**ACTIVITY:**
Every record below must come back exactly as written, with the images dropped.

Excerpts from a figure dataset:

=== Begin Enclosure ===

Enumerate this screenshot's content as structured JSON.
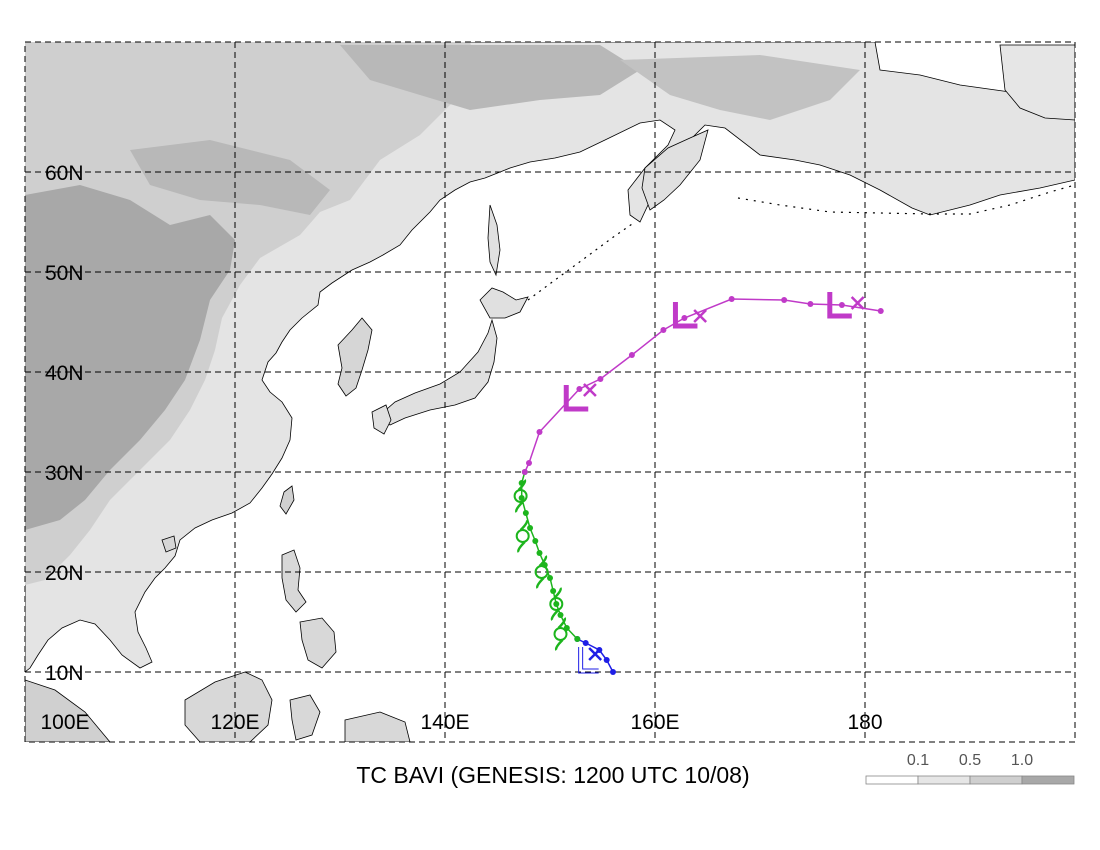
{
  "title": "TC BAVI (GENESIS: 1200 UTC 10/08)",
  "lat_labels": [
    "10N",
    "20N",
    "30N",
    "40N",
    "50N",
    "60N"
  ],
  "lon_labels": [
    "100E",
    "120E",
    "140E",
    "160E",
    "180"
  ],
  "legend": {
    "labels": [
      "0.1",
      "0.5",
      "1.0"
    ],
    "colors": [
      "#ffffff",
      "#e6e6e6",
      "#cfcfcf",
      "#a8a8a8"
    ]
  },
  "map": {
    "lon_range": [
      100,
      200
    ],
    "lat_range": [
      3,
      73
    ],
    "grid": true
  },
  "track": {
    "colors": {
      "early": "#1e1ee6",
      "tropical": "#1db51d",
      "extratropical": "#c03ac8"
    },
    "early_points": [
      [
        156.0,
        10.0
      ],
      [
        155.4,
        11.2
      ],
      [
        154.7,
        12.2
      ],
      [
        153.4,
        12.9
      ],
      [
        152.6,
        13.3
      ]
    ],
    "tropical_points": [
      [
        152.6,
        13.3
      ],
      [
        151.6,
        14.4
      ],
      [
        151.0,
        15.7
      ],
      [
        150.6,
        16.8
      ],
      [
        150.3,
        18.1
      ],
      [
        150.0,
        19.4
      ],
      [
        149.5,
        20.7
      ],
      [
        149.0,
        21.9
      ],
      [
        148.6,
        23.1
      ],
      [
        148.1,
        24.4
      ],
      [
        147.7,
        25.9
      ],
      [
        147.3,
        27.4
      ],
      [
        147.3,
        28.9
      ],
      [
        147.6,
        30.0
      ]
    ],
    "extratropical_points": [
      [
        147.6,
        30.0
      ],
      [
        148.0,
        30.9
      ],
      [
        149.0,
        34.0
      ],
      [
        152.8,
        38.3
      ],
      [
        154.8,
        39.3
      ],
      [
        157.8,
        41.7
      ],
      [
        160.8,
        44.2
      ],
      [
        162.8,
        45.4
      ],
      [
        167.3,
        47.3
      ],
      [
        172.3,
        47.2
      ],
      [
        174.8,
        46.8
      ],
      [
        177.8,
        46.7
      ],
      [
        181.5,
        46.1
      ]
    ],
    "symbols": {
      "L_marks": [
        [
          152.5,
          37.1
        ],
        [
          162.9,
          45.4
        ],
        [
          177.6,
          46.4
        ]
      ],
      "x_marks": [
        [
          153.8,
          38.2
        ],
        [
          164.3,
          45.6
        ],
        [
          179.3,
          46.9
        ],
        [
          154.3,
          11.8
        ]
      ],
      "tc_marks": [
        [
          147.2,
          27.6
        ],
        [
          147.4,
          23.6
        ],
        [
          149.2,
          20.0
        ],
        [
          150.6,
          16.8
        ],
        [
          151.0,
          13.8
        ]
      ],
      "outline_L_mark": [
        153.3,
        10.7
      ]
    }
  }
}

=== End Enclosure ===

**FINAL ANSWER:**
Enumerate this screenshot's content as structured JSON.
{
  "title": "TC BAVI (GENESIS: 1200 UTC 10/08)",
  "lat_labels": [
    "10N",
    "20N",
    "30N",
    "40N",
    "50N",
    "60N"
  ],
  "lon_labels": [
    "100E",
    "120E",
    "140E",
    "160E",
    "180"
  ],
  "legend": {
    "labels": [
      "0.1",
      "0.5",
      "1.0"
    ],
    "colors": [
      "#ffffff",
      "#e6e6e6",
      "#cfcfcf",
      "#a8a8a8"
    ]
  },
  "map": {
    "lon_range": [
      100,
      200
    ],
    "lat_range": [
      3,
      73
    ],
    "grid": true
  },
  "track": {
    "colors": {
      "early": "#1e1ee6",
      "tropical": "#1db51d",
      "extratropical": "#c03ac8"
    },
    "early_points": [
      [
        156.0,
        10.0
      ],
      [
        155.4,
        11.2
      ],
      [
        154.7,
        12.2
      ],
      [
        153.4,
        12.9
      ],
      [
        152.6,
        13.3
      ]
    ],
    "tropical_points": [
      [
        152.6,
        13.3
      ],
      [
        151.6,
        14.4
      ],
      [
        151.0,
        15.7
      ],
      [
        150.6,
        16.8
      ],
      [
        150.3,
        18.1
      ],
      [
        150.0,
        19.4
      ],
      [
        149.5,
        20.7
      ],
      [
        149.0,
        21.9
      ],
      [
        148.6,
        23.1
      ],
      [
        148.1,
        24.4
      ],
      [
        147.7,
        25.9
      ],
      [
        147.3,
        27.4
      ],
      [
        147.3,
        28.9
      ],
      [
        147.6,
        30.0
      ]
    ],
    "extratropical_points": [
      [
        147.6,
        30.0
      ],
      [
        148.0,
        30.9
      ],
      [
        149.0,
        34.0
      ],
      [
        152.8,
        38.3
      ],
      [
        154.8,
        39.3
      ],
      [
        157.8,
        41.7
      ],
      [
        160.8,
        44.2
      ],
      [
        162.8,
        45.4
      ],
      [
        167.3,
        47.3
      ],
      [
        172.3,
        47.2
      ],
      [
        174.8,
        46.8
      ],
      [
        177.8,
        46.7
      ],
      [
        181.5,
        46.1
      ]
    ],
    "symbols": {
      "L_marks": [
        [
          152.5,
          37.1
        ],
        [
          162.9,
          45.4
        ],
        [
          177.6,
          46.4
        ]
      ],
      "x_marks": [
        [
          153.8,
          38.2
        ],
        [
          164.3,
          45.6
        ],
        [
          179.3,
          46.9
        ],
        [
          154.3,
          11.8
        ]
      ],
      "tc_marks": [
        [
          147.2,
          27.6
        ],
        [
          147.4,
          23.6
        ],
        [
          149.2,
          20.0
        ],
        [
          150.6,
          16.8
        ],
        [
          151.0,
          13.8
        ]
      ],
      "outline_L_mark": [
        153.3,
        10.7
      ]
    }
  }
}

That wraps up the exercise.